§ Data

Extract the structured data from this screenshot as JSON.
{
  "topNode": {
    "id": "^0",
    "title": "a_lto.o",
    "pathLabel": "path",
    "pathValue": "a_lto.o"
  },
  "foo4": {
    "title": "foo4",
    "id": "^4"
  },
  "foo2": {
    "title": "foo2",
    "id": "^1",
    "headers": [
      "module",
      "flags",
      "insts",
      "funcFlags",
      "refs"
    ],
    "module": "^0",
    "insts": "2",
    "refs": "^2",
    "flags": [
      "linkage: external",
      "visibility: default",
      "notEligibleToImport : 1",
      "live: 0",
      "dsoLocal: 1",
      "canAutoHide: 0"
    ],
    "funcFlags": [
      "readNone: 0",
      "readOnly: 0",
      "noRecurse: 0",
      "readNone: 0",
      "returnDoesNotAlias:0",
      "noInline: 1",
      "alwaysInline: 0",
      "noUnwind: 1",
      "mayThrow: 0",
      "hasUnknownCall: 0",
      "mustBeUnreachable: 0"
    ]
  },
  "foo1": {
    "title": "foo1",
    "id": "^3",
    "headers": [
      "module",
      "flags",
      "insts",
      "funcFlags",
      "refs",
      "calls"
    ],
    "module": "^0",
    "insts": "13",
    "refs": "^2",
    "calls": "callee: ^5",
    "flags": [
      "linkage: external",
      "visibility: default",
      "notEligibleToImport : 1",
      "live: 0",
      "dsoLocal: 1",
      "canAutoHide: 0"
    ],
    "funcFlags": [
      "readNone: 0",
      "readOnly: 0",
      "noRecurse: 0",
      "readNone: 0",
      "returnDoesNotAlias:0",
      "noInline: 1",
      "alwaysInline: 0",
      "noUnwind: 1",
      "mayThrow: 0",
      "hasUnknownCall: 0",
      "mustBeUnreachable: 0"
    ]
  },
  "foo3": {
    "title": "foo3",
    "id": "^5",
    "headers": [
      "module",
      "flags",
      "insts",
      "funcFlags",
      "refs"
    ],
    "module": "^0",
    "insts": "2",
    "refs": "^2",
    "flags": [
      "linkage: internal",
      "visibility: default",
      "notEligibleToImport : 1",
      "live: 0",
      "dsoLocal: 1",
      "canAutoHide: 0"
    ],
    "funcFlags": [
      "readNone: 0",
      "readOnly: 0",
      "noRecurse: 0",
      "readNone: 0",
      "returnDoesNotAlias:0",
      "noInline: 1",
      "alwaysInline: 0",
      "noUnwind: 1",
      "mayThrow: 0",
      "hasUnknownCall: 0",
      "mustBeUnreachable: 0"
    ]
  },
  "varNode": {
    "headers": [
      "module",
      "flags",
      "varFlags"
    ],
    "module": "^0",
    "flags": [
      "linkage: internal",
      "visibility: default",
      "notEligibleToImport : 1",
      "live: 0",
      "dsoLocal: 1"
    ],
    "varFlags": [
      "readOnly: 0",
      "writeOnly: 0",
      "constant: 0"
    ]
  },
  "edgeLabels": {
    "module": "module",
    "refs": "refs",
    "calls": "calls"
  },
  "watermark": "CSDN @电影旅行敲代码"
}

§ Exercise description
Each entry is to be returned in full, character for character.

§ Output of the exercise
Extract the structured data from this screenshot as JSON.
{
  "topNode": {
    "id": "^0",
    "title": "a_lto.o",
    "pathLabel": "path",
    "pathValue": "a_lto.o"
  },
  "foo4": {
    "title": "foo4",
    "id": "^4"
  },
  "foo2": {
    "title": "foo2",
    "id": "^1",
    "headers": [
      "module",
      "flags",
      "insts",
      "funcFlags",
      "refs"
    ],
    "module": "^0",
    "insts": "2",
    "refs": "^2",
    "flags": [
      "linkage: external",
      "visibility: default",
      "notEligibleToImport : 1",
      "live: 0",
      "dsoLocal: 1",
      "canAutoHide: 0"
    ],
    "funcFlags": [
      "readNone: 0",
      "readOnly: 0",
      "noRecurse: 0",
      "readNone: 0",
      "returnDoesNotAlias:0",
      "noInline: 1",
      "alwaysInline: 0",
      "noUnwind: 1",
      "mayThrow: 0",
      "hasUnknownCall: 0",
      "mustBeUnreachable: 0"
    ]
  },
  "foo1": {
    "title": "foo1",
    "id": "^3",
    "headers": [
      "module",
      "flags",
      "insts",
      "funcFlags",
      "refs",
      "calls"
    ],
    "module": "^0",
    "insts": "13",
    "refs": "^2",
    "calls": "callee: ^5",
    "flags": [
      "linkage: external",
      "visibility: default",
      "notEligibleToImport : 1",
      "live: 0",
      "dsoLocal: 1",
      "canAutoHide: 0"
    ],
    "funcFlags": [
      "readNone: 0",
      "readOnly: 0",
      "noRecurse: 0",
      "readNone: 0",
      "returnDoesNotAlias:0",
      "noInline: 1",
      "alwaysInline: 0",
      "noUnwind: 1",
      "mayThrow: 0",
      "hasUnknownCall: 0",
      "mustBeUnreachable: 0"
    ]
  },
  "foo3": {
    "title": "foo3",
    "id": "^5",
    "headers": [
      "module",
      "flags",
      "insts",
      "funcFlags",
      "refs"
    ],
    "module": "^0",
    "insts": "2",
    "refs": "^2",
    "flags": [
      "linkage: internal",
      "visibility: default",
      "notEligibleToImport : 1",
      "live: 0",
      "dsoLocal: 1",
      "canAutoHide: 0"
    ],
    "funcFlags": [
      "readNone: 0",
      "readOnly: 0",
      "noRecurse: 0",
      "readNone: 0",
      "returnDoesNotAlias:0",
      "noInline: 1",
      "alwaysInline: 0",
      "noUnwind: 1",
      "mayThrow: 0",
      "hasUnknownCall: 0",
      "mustBeUnreachable: 0"
    ]
  },
  "varNode": {
    "headers": [
      "module",
      "flags",
      "varFlags"
    ],
    "module": "^0",
    "flags": [
      "linkage: internal",
      "visibility: default",
      "notEligibleToImport : 1",
      "live: 0",
      "dsoLocal: 1"
    ],
    "varFlags": [
      "readOnly: 0",
      "writeOnly: 0",
      "constant: 0"
    ]
  },
  "edgeLabels": {
    "module": "module",
    "refs": "refs",
    "calls": "calls"
  },
  "watermark": "CSDN @电影旅行敲代码"
}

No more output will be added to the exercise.